[START EXTRACTED MATERIAL]

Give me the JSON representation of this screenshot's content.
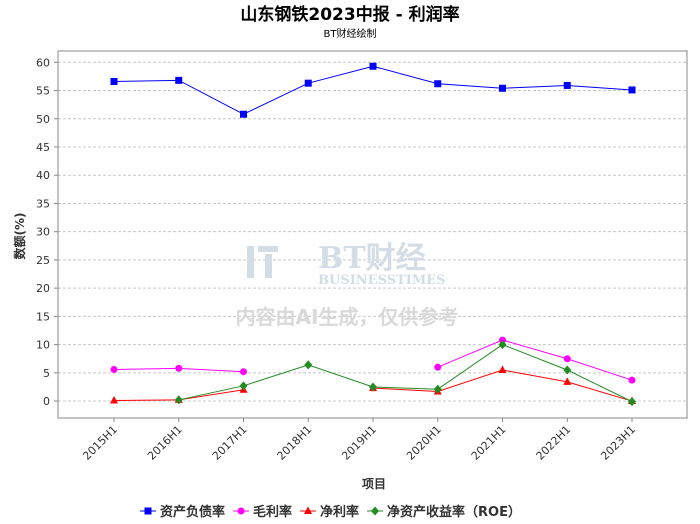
{
  "chart_data": {
    "type": "line",
    "title": "山东钢铁2023中报 - 利润率",
    "subtitle": "BT财经绘制",
    "xlabel": "项目",
    "ylabel": "数额(%)",
    "ylim": [
      -3,
      62
    ],
    "yticks": [
      0,
      5,
      10,
      15,
      20,
      25,
      30,
      35,
      40,
      45,
      50,
      55,
      60
    ],
    "grid": true,
    "legend_position": "bottom",
    "categories": [
      "2015H1",
      "2016H1",
      "2017H1",
      "2018H1",
      "2019H1",
      "2020H1",
      "2021H1",
      "2022H1",
      "2023H1"
    ],
    "series": [
      {
        "name": "资产负债率",
        "color": "#0000ff",
        "marker": "square",
        "values": [
          56.6,
          56.8,
          50.8,
          56.3,
          59.3,
          56.2,
          55.4,
          55.9,
          55.1
        ]
      },
      {
        "name": "毛利率",
        "color": "#ff00ff",
        "marker": "circle",
        "values": [
          5.6,
          5.8,
          5.2,
          null,
          null,
          6.0,
          10.8,
          7.5,
          3.7
        ]
      },
      {
        "name": "净利率",
        "color": "#ff0000",
        "marker": "triangle",
        "values": [
          0.1,
          0.2,
          2.0,
          null,
          2.3,
          1.7,
          5.5,
          3.4,
          0.0
        ]
      },
      {
        "name": "净资产收益率（ROE）",
        "color": "#228b22",
        "marker": "diamond",
        "values": [
          null,
          0.2,
          2.7,
          6.4,
          2.5,
          2.1,
          10.0,
          5.5,
          -0.1
        ]
      }
    ]
  },
  "watermark": {
    "logo": "BT财经",
    "sub": "BUSINESSTIMES",
    "notice": "内容由AI生成，仅供参考"
  }
}
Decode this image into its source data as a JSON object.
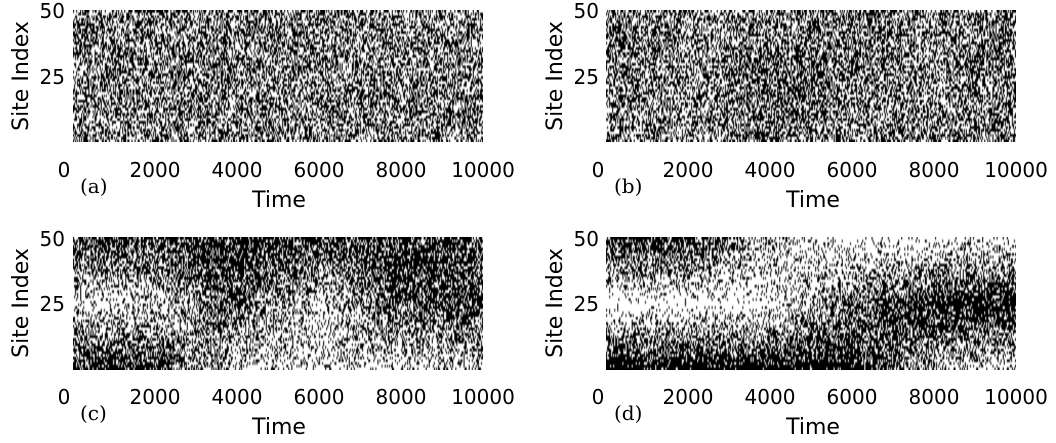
{
  "chart_data": [
    {
      "type": "heatmap",
      "panel_label": "(a)",
      "xlabel": "Time",
      "ylabel": "Site Index",
      "xlim": [
        0,
        10000
      ],
      "ylim": [
        1,
        50
      ],
      "xticks": [
        "0",
        "2000",
        "4000",
        "6000",
        "8000",
        "10000"
      ],
      "yticks": [
        "25",
        "50"
      ],
      "colors": {
        "occupied": "#000000",
        "empty": "#ffffff"
      },
      "occupied_fraction_profile": {
        "time": [
          0,
          2000,
          4000,
          6000,
          8000,
          10000
        ],
        "site": [
          1,
          25,
          50
        ],
        "values": [
          [
            0.5,
            0.5,
            0.5
          ],
          [
            0.5,
            0.5,
            0.5
          ],
          [
            0.5,
            0.5,
            0.5
          ],
          [
            0.5,
            0.5,
            0.5
          ],
          [
            0.5,
            0.5,
            0.5
          ],
          [
            0.5,
            0.5,
            0.5
          ]
        ]
      }
    },
    {
      "type": "heatmap",
      "panel_label": "(b)",
      "xlabel": "Time",
      "ylabel": "Site Index",
      "xlim": [
        0,
        10000
      ],
      "ylim": [
        1,
        50
      ],
      "xticks": [
        "0",
        "2000",
        "4000",
        "6000",
        "8000",
        "10000"
      ],
      "yticks": [
        "25",
        "50"
      ],
      "colors": {
        "occupied": "#000000",
        "empty": "#ffffff"
      },
      "occupied_fraction_profile": {
        "time": [
          0,
          2000,
          4000,
          6000,
          8000,
          10000
        ],
        "site": [
          1,
          25,
          50
        ],
        "values": [
          [
            0.5,
            0.6,
            0.55
          ],
          [
            0.45,
            0.4,
            0.5
          ],
          [
            0.6,
            0.65,
            0.5
          ],
          [
            0.45,
            0.55,
            0.6
          ],
          [
            0.55,
            0.45,
            0.5
          ],
          [
            0.5,
            0.6,
            0.55
          ]
        ]
      }
    },
    {
      "type": "heatmap",
      "panel_label": "(c)",
      "xlabel": "Time",
      "ylabel": "Site Index",
      "xlim": [
        0,
        10000
      ],
      "ylim": [
        1,
        50
      ],
      "xticks": [
        "0",
        "2000",
        "4000",
        "6000",
        "8000",
        "10000"
      ],
      "yticks": [
        "25",
        "50"
      ],
      "colors": {
        "occupied": "#000000",
        "empty": "#ffffff"
      },
      "occupied_fraction_profile": {
        "time": [
          0,
          2000,
          4000,
          6000,
          8000,
          10000
        ],
        "site": [
          1,
          25,
          50
        ],
        "values": [
          [
            0.85,
            0.2,
            0.8
          ],
          [
            0.8,
            0.2,
            0.75
          ],
          [
            0.15,
            0.7,
            0.85
          ],
          [
            0.25,
            0.2,
            0.8
          ],
          [
            0.2,
            0.7,
            0.8
          ],
          [
            0.25,
            0.75,
            0.6
          ]
        ]
      }
    },
    {
      "type": "heatmap",
      "panel_label": "(d)",
      "xlabel": "Time",
      "ylabel": "Site Index",
      "xlim": [
        0,
        10000
      ],
      "ylim": [
        1,
        50
      ],
      "xticks": [
        "0",
        "2000",
        "4000",
        "6000",
        "8000",
        "10000"
      ],
      "yticks": [
        "25",
        "50"
      ],
      "colors": {
        "occupied": "#000000",
        "empty": "#ffffff"
      },
      "occupied_fraction_profile": {
        "time": [
          0,
          2000,
          4000,
          6000,
          8000,
          10000
        ],
        "site": [
          1,
          25,
          50
        ],
        "values": [
          [
            0.95,
            0.05,
            0.85
          ],
          [
            0.95,
            0.05,
            0.8
          ],
          [
            0.95,
            0.1,
            0.3
          ],
          [
            0.9,
            0.55,
            0.05
          ],
          [
            0.3,
            0.9,
            0.05
          ],
          [
            0.15,
            0.9,
            0.1
          ]
        ]
      }
    }
  ]
}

[END EXTRACTED MATERIAL]

— WHAT IS EXPECTED —
Replicate the material above verbatim; images stay out of the copy.

— FINAL RESULT —
Give me the JSON representation of this screenshot's content.
{
  "chart_data": {
    "type": "line",
    "title": "山东钢铁2023中报 - 利润率",
    "subtitle": "BT财经绘制",
    "xlabel": "项目",
    "ylabel": "数额(%)",
    "ylim": [
      -3,
      62
    ],
    "yticks": [
      0,
      5,
      10,
      15,
      20,
      25,
      30,
      35,
      40,
      45,
      50,
      55,
      60
    ],
    "grid": true,
    "legend_position": "bottom",
    "categories": [
      "2015H1",
      "2016H1",
      "2017H1",
      "2018H1",
      "2019H1",
      "2020H1",
      "2021H1",
      "2022H1",
      "2023H1"
    ],
    "series": [
      {
        "name": "资产负债率",
        "color": "#0000ff",
        "marker": "square",
        "values": [
          56.6,
          56.8,
          50.8,
          56.3,
          59.3,
          56.2,
          55.4,
          55.9,
          55.1
        ]
      },
      {
        "name": "毛利率",
        "color": "#ff00ff",
        "marker": "circle",
        "values": [
          5.6,
          5.8,
          5.2,
          null,
          null,
          6.0,
          10.8,
          7.5,
          3.7
        ]
      },
      {
        "name": "净利率",
        "color": "#ff0000",
        "marker": "triangle",
        "values": [
          0.1,
          0.2,
          2.0,
          null,
          2.3,
          1.7,
          5.5,
          3.4,
          0.0
        ]
      },
      {
        "name": "净资产收益率（ROE）",
        "color": "#228b22",
        "marker": "diamond",
        "values": [
          null,
          0.2,
          2.7,
          6.4,
          2.5,
          2.1,
          10.0,
          5.5,
          -0.1
        ]
      }
    ]
  },
  "watermark": {
    "logo": "BT财经",
    "sub": "BUSINESSTIMES",
    "notice": "内容由AI生成，仅供参考"
  }
}
Decode this image into its source data as a JSON object.
{
  "chart_data": [
    {
      "type": "heatmap",
      "panel_label": "(a)",
      "xlabel": "Time",
      "ylabel": "Site Index",
      "xlim": [
        0,
        10000
      ],
      "ylim": [
        1,
        50
      ],
      "xticks": [
        "0",
        "2000",
        "4000",
        "6000",
        "8000",
        "10000"
      ],
      "yticks": [
        "25",
        "50"
      ],
      "colors": {
        "occupied": "#000000",
        "empty": "#ffffff"
      },
      "occupied_fraction_profile": {
        "time": [
          0,
          2000,
          4000,
          6000,
          8000,
          10000
        ],
        "site": [
          1,
          25,
          50
        ],
        "values": [
          [
            0.5,
            0.5,
            0.5
          ],
          [
            0.5,
            0.5,
            0.5
          ],
          [
            0.5,
            0.5,
            0.5
          ],
          [
            0.5,
            0.5,
            0.5
          ],
          [
            0.5,
            0.5,
            0.5
          ],
          [
            0.5,
            0.5,
            0.5
          ]
        ]
      }
    },
    {
      "type": "heatmap",
      "panel_label": "(b)",
      "xlabel": "Time",
      "ylabel": "Site Index",
      "xlim": [
        0,
        10000
      ],
      "ylim": [
        1,
        50
      ],
      "xticks": [
        "0",
        "2000",
        "4000",
        "6000",
        "8000",
        "10000"
      ],
      "yticks": [
        "25",
        "50"
      ],
      "colors": {
        "occupied": "#000000",
        "empty": "#ffffff"
      },
      "occupied_fraction_profile": {
        "time": [
          0,
          2000,
          4000,
          6000,
          8000,
          10000
        ],
        "site": [
          1,
          25,
          50
        ],
        "values": [
          [
            0.5,
            0.6,
            0.55
          ],
          [
            0.45,
            0.4,
            0.5
          ],
          [
            0.6,
            0.65,
            0.5
          ],
          [
            0.45,
            0.55,
            0.6
          ],
          [
            0.55,
            0.45,
            0.5
          ],
          [
            0.5,
            0.6,
            0.55
          ]
        ]
      }
    },
    {
      "type": "heatmap",
      "panel_label": "(c)",
      "xlabel": "Time",
      "ylabel": "Site Index",
      "xlim": [
        0,
        10000
      ],
      "ylim": [
        1,
        50
      ],
      "xticks": [
        "0",
        "2000",
        "4000",
        "6000",
        "8000",
        "10000"
      ],
      "yticks": [
        "25",
        "50"
      ],
      "colors": {
        "occupied": "#000000",
        "empty": "#ffffff"
      },
      "occupied_fraction_profile": {
        "time": [
          0,
          2000,
          4000,
          6000,
          8000,
          10000
        ],
        "site": [
          1,
          25,
          50
        ],
        "values": [
          [
            0.85,
            0.2,
            0.8
          ],
          [
            0.8,
            0.2,
            0.75
          ],
          [
            0.15,
            0.7,
            0.85
          ],
          [
            0.25,
            0.2,
            0.8
          ],
          [
            0.2,
            0.7,
            0.8
          ],
          [
            0.25,
            0.75,
            0.6
          ]
        ]
      }
    },
    {
      "type": "heatmap",
      "panel_label": "(d)",
      "xlabel": "Time",
      "ylabel": "Site Index",
      "xlim": [
        0,
        10000
      ],
      "ylim": [
        1,
        50
      ],
      "xticks": [
        "0",
        "2000",
        "4000",
        "6000",
        "8000",
        "10000"
      ],
      "yticks": [
        "25",
        "50"
      ],
      "colors": {
        "occupied": "#000000",
        "empty": "#ffffff"
      },
      "occupied_fraction_profile": {
        "time": [
          0,
          2000,
          4000,
          6000,
          8000,
          10000
        ],
        "site": [
          1,
          25,
          50
        ],
        "values": [
          [
            0.95,
            0.05,
            0.85
          ],
          [
            0.95,
            0.05,
            0.8
          ],
          [
            0.95,
            0.1,
            0.3
          ],
          [
            0.9,
            0.55,
            0.05
          ],
          [
            0.3,
            0.9,
            0.05
          ],
          [
            0.15,
            0.9,
            0.1
          ]
        ]
      }
    }
  ]
}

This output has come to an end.